Convert the rows below into a JSON list of strings, one string per line, leaving out blank lines.

▼

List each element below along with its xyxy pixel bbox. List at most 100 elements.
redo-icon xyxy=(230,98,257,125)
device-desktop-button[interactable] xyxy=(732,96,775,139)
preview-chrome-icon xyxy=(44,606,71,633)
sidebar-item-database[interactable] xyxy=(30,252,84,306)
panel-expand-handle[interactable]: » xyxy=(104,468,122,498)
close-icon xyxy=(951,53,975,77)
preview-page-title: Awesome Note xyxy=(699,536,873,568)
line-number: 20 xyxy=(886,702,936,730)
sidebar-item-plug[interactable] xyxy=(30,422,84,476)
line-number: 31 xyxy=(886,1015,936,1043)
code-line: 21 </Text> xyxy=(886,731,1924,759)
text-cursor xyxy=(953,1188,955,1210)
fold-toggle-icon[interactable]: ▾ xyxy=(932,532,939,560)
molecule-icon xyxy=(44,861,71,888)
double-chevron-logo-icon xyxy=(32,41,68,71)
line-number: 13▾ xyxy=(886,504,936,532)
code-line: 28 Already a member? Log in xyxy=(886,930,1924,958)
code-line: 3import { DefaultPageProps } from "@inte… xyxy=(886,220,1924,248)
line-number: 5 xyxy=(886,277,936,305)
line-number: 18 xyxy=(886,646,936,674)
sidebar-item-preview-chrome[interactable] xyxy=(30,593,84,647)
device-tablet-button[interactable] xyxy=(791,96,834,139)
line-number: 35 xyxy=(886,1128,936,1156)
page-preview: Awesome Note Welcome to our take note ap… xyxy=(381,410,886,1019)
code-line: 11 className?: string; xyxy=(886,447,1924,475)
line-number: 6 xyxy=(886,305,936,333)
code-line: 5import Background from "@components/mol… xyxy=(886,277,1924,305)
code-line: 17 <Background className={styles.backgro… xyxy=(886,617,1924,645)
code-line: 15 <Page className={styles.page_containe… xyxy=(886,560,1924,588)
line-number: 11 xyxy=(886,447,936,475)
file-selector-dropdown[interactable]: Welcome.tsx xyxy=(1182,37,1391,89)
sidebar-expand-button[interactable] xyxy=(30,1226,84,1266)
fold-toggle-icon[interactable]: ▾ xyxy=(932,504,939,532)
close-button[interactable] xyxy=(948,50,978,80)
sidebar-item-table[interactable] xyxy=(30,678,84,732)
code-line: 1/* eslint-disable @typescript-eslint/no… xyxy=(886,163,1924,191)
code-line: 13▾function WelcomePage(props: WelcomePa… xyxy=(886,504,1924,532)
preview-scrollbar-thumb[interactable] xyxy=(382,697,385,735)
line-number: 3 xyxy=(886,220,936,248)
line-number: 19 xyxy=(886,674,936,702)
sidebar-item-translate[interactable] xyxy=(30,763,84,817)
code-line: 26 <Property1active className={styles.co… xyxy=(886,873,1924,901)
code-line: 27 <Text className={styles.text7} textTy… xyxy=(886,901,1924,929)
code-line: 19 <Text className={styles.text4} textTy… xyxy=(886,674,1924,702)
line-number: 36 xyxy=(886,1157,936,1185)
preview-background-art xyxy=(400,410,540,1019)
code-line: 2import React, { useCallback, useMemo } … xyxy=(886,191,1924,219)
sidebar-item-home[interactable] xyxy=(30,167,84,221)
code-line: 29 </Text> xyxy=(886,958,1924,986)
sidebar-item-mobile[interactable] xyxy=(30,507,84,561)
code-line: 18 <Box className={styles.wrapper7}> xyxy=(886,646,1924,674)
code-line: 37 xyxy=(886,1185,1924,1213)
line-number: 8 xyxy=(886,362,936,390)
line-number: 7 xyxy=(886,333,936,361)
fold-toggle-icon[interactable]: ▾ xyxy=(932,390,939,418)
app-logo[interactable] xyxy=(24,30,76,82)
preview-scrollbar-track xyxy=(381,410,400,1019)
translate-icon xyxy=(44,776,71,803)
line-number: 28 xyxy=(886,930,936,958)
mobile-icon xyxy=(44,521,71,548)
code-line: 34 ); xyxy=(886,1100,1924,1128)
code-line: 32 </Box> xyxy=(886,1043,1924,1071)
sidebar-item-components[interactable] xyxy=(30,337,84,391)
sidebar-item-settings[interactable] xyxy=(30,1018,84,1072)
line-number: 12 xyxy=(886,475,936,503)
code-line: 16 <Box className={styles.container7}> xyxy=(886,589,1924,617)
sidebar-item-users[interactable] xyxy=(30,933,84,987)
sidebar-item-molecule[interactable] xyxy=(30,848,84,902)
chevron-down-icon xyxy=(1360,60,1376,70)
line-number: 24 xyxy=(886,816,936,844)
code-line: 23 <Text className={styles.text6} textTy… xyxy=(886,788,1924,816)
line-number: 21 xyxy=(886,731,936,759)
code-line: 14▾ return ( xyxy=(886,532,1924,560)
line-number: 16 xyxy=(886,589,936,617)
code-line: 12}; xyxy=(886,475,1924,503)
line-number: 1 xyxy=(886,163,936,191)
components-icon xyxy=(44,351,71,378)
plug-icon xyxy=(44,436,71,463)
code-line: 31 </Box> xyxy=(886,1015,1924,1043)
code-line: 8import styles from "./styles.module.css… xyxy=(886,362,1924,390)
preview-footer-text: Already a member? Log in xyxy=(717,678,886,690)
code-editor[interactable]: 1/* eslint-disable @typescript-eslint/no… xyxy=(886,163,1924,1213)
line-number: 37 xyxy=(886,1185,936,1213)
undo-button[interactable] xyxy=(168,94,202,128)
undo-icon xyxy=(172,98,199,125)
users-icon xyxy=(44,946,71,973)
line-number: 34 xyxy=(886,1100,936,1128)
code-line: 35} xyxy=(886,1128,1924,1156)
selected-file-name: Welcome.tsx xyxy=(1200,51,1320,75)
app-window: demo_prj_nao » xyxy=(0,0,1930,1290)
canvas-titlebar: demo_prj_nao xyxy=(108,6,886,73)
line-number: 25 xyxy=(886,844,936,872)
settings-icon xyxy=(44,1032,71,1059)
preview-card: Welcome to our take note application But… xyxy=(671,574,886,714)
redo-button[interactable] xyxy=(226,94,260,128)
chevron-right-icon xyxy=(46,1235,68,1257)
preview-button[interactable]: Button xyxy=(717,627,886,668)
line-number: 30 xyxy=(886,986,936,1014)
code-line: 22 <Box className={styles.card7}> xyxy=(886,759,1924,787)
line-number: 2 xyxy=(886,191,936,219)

▲

Exercise output >>
[
  "List each element below along with its xyxy pixel bbox. List at most 100 elements.",
  "redo-icon xyxy=(230,98,257,125)",
  "device-desktop-button[interactable] xyxy=(732,96,775,139)",
  "preview-chrome-icon xyxy=(44,606,71,633)",
  "sidebar-item-database[interactable] xyxy=(30,252,84,306)",
  "panel-expand-handle[interactable]: » xyxy=(104,468,122,498)",
  "close-icon xyxy=(951,53,975,77)",
  "preview-page-title: Awesome Note xyxy=(699,536,873,568)",
  "line-number: 20 xyxy=(886,702,936,730)",
  "sidebar-item-plug[interactable] xyxy=(30,422,84,476)",
  "line-number: 31 xyxy=(886,1015,936,1043)",
  "code-line: 21 </Text> xyxy=(886,731,1924,759)",
  "text-cursor xyxy=(953,1188,955,1210)",
  "fold-toggle-icon[interactable]: ▾ xyxy=(932,532,939,560)",
  "molecule-icon xyxy=(44,861,71,888)",
  "double-chevron-logo-icon xyxy=(32,41,68,71)",
  "line-number: 13▾ xyxy=(886,504,936,532)",
  "code-line: 28 Already a member? Log in xyxy=(886,930,1924,958)",
  "code-line: 3import { DefaultPageProps } from \"@inte… xyxy=(886,220,1924,248)",
  "line-number: 5 xyxy=(886,277,936,305)",
  "line-number: 18 xyxy=(886,646,936,674)",
  "sidebar-item-preview-chrome[interactable] xyxy=(30,593,84,647)",
  "device-tablet-button[interactable] xyxy=(791,96,834,139)",
  "line-number: 35 xyxy=(886,1128,936,1156)",
  "page-preview: Awesome Note Welcome to our take note ap… xyxy=(381,410,886,1019)",
  "code-line: 11 className?: string; xyxy=(886,447,1924,475)",
  "line-number: 6 xyxy=(886,305,936,333)",
  "code-line: 5import Background from \"@components/mol… xyxy=(886,277,1924,305)",
  "code-line: 17 <Background className={styles.backgro… xyxy=(886,617,1924,645)",
  "code-line: 15 <Page className={styles.page_containe… xyxy=(886,560,1924,588)",
  "line-number: 11 xyxy=(886,447,936,475)",
  "file-selector-dropdown[interactable]: Welcome.tsx xyxy=(1182,37,1391,89)",
  "sidebar-expand-button[interactable] xyxy=(30,1226,84,1266)",
  "fold-toggle-icon[interactable]: ▾ xyxy=(932,504,939,532)",
  "close-button[interactable] xyxy=(948,50,978,80)",
  "sidebar-item-table[interactable] xyxy=(30,678,84,732)",
  "code-line: 1/* eslint-disable @typescript-eslint/no… xyxy=(886,163,1924,191)",
  "code-line: 13▾function WelcomePage(props: WelcomePa… xyxy=(886,504,1924,532)",
  "preview-scrollbar-thumb[interactable] xyxy=(382,697,385,735)",
  "line-number: 3 xyxy=(886,220,936,248)",
  "line-number: 19 xyxy=(886,674,936,702)",
  "sidebar-item-translate[interactable] xyxy=(30,763,84,817)",
  "code-line: 26 <Property1active className={styles.co… xyxy=(886,873,1924,901)",
  "code-line: 27 <Text className={styles.text7} textTy… xyxy=(886,901,1924,929)",
  "code-line: 19 <Text className={styles.text4} textTy… xyxy=(886,674,1924,702)",
  "line-number: 36 xyxy=(886,1157,936,1185)",
  "preview-background-art xyxy=(400,410,540,1019)",
  "code-line: 2import React, { useCallback, useMemo } … xyxy=(886,191,1924,219)",
  "sidebar-item-home[interactable] xyxy=(30,167,84,221)",
  "code-line: 29 </Text> xyxy=(886,958,1924,986)",
  "sidebar-item-mobile[interactable] xyxy=(30,507,84,561)",
  "code-line: 18 <Box className={styles.wrapper7}> xyxy=(886,646,1924,674)",
  "code-line: 37 xyxy=(886,1185,1924,1213)",
  "line-number: 8 xyxy=(886,362,936,390)",
  "line-number: 7 xyxy=(886,333,936,361)",
  "fold-toggle-icon[interactable]: ▾ xyxy=(932,390,939,418)",
  "app-logo[interactable] xyxy=(24,30,76,82)",
  "preview-scrollbar-track xyxy=(381,410,400,1019)",
  "translate-icon xyxy=(44,776,71,803)",
  "line-number: 28 xyxy=(886,930,936,958)",
  "mobile-icon xyxy=(44,521,71,548)",
  "code-line: 34 ); xyxy=(886,1100,1924,1128)",
  "code-line: 32 </Box> xyxy=(886,1043,1924,1071)",
  "sidebar-item-components[interactable] xyxy=(30,337,84,391)",
  "sidebar-item-settings[interactable] xyxy=(30,1018,84,1072)",
  "line-number: 12 xyxy=(886,475,936,503)",
  "code-line: 16 <Box className={styles.container7}> xyxy=(886,589,1924,617)",
  "sidebar-item-users[interactable] xyxy=(30,933,84,987)",
  "sidebar-item-molecule[interactable] xyxy=(30,848,84,902)",
  "chevron-down-icon xyxy=(1360,60,1376,70)",
  "line-number: 24 xyxy=(886,816,936,844)",
  "code-line: 23 <Text className={styles.text6} textTy… xyxy=(886,788,1924,816)",
  "line-number: 21 xyxy=(886,731,936,759)",
  "code-line: 14▾ return ( xyxy=(886,532,1924,560)",
  "line-number: 16 xyxy=(886,589,936,617)",
  "code-line: 12}; xyxy=(886,475,1924,503)",
  "line-number: 1 xyxy=(886,163,936,191)",
  "components-icon xyxy=(44,351,71,378)",
  "plug-icon xyxy=(44,436,71,463)",
  "code-line: 31 </Box> xyxy=(886,1015,1924,1043)",
  "code-line: 8import styles from \"./styles.module.css… xyxy=(886,362,1924,390)",
  "preview-footer-text: Already a member? Log in xyxy=(717,678,886,690)",
  "code-editor[interactable]: 1/* eslint-disable @typescript-eslint/no… xyxy=(886,163,1924,1213)",
  "line-number: 37 xyxy=(886,1185,936,1213)",
  "undo-button[interactable] xyxy=(168,94,202,128)",
  "undo-icon xyxy=(172,98,199,125)",
  "users-icon xyxy=(44,946,71,973)",
  "line-number: 34 xyxy=(886,1100,936,1128)",
  "code-line: 35} xyxy=(886,1128,1924,1156)",
  "selected-file-name: Welcome.tsx xyxy=(1200,51,1320,75)",
  "app-window: demo_prj_nao » xyxy=(0,0,1930,1290)",
  "canvas-titlebar: demo_prj_nao xyxy=(108,6,886,73)",
  "line-number: 25 xyxy=(886,844,936,872)",
  "settings-icon xyxy=(44,1032,71,1059)",
  "preview-card: Welcome to our take note application But… xyxy=(671,574,886,714)",
  "redo-button[interactable] xyxy=(226,94,260,128)",
  "chevron-right-icon xyxy=(46,1235,68,1257)",
  "preview-button[interactable]: Button xyxy=(717,627,886,668)",
  "line-number: 30 xyxy=(886,986,936,1014)",
  "code-line: 22 <Box className={styles.card7}> xyxy=(886,759,1924,787)",
  "line-number: 2 xyxy=(886,191,936,219)"
]